*Directions*:
Using the records that follow, copy every line containing the word "true".

*Data records*:
● ● ● ● ●

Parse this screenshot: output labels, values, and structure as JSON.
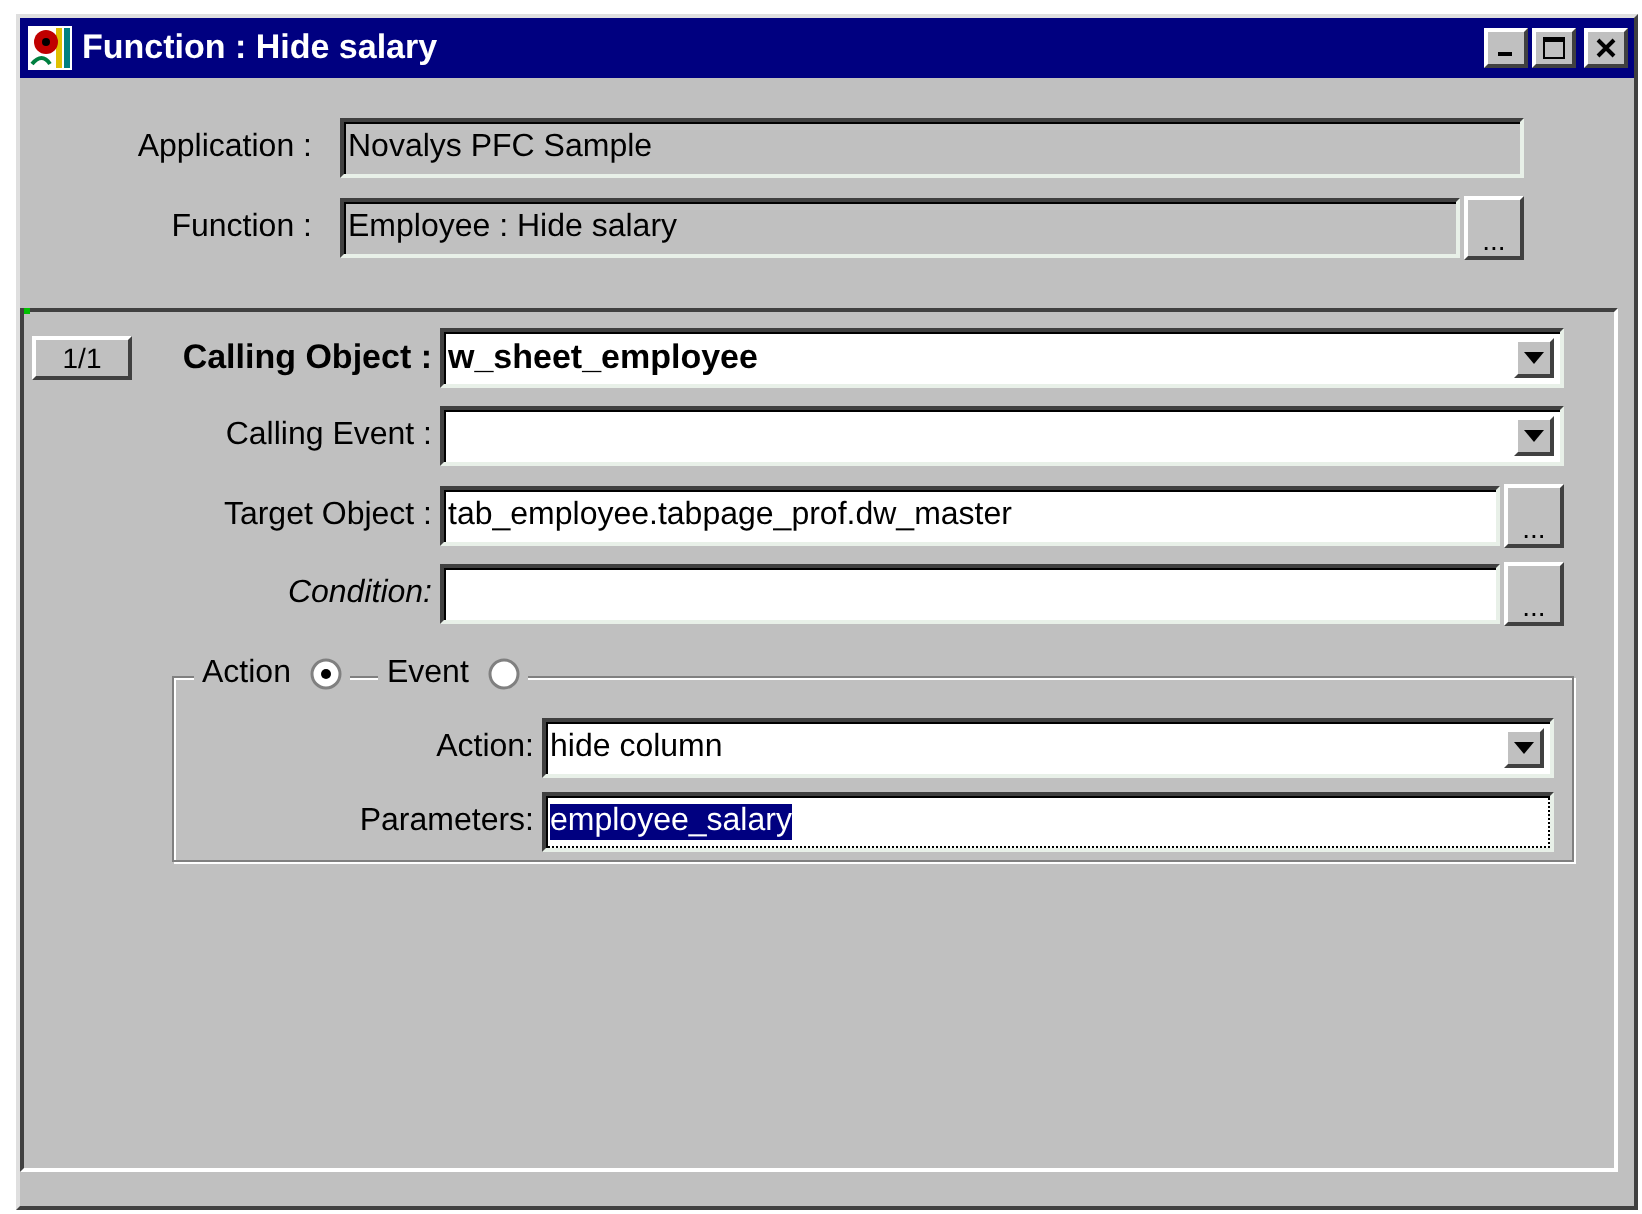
{
  "window": {
    "title": "Function : Hide salary"
  },
  "header_fields": [
    {
      "label": "Application :",
      "value": "Novalys PFC Sample"
    },
    {
      "label": "Function :",
      "value": "Employee : Hide salary",
      "button": "..."
    }
  ],
  "record_counter": "1/1",
  "fields": [
    {
      "label": "Calling Object :",
      "value": "w_sheet_employee",
      "kind": "dropdown",
      "bold": true,
      "italic": false
    },
    {
      "label": "Calling Event :",
      "kind": "dropdown",
      "bold": false,
      "italic": false
    },
    {
      "label": "Target Object :",
      "value": "tab_employee.tabpage_prof.dw_master",
      "kind": "browse",
      "button": "...",
      "bold": false,
      "italic": false
    },
    {
      "label": "Condition:",
      "kind": "browse",
      "button": "...",
      "bold": false,
      "italic": true
    }
  ],
  "modes": [
    {
      "label": "Action",
      "selected": true
    },
    {
      "label": "Event",
      "selected": false
    }
  ],
  "action_fields": [
    {
      "label": "Action:",
      "value": "hide column",
      "kind": "dropdown",
      "focused": false
    },
    {
      "label": "Parameters:",
      "value": "employee_salary",
      "kind": "text",
      "focused": true
    }
  ]
}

● ● ● ● ●

*Result*:
      "bold": true,
      "italic": true
      "selected": true
      "focused": true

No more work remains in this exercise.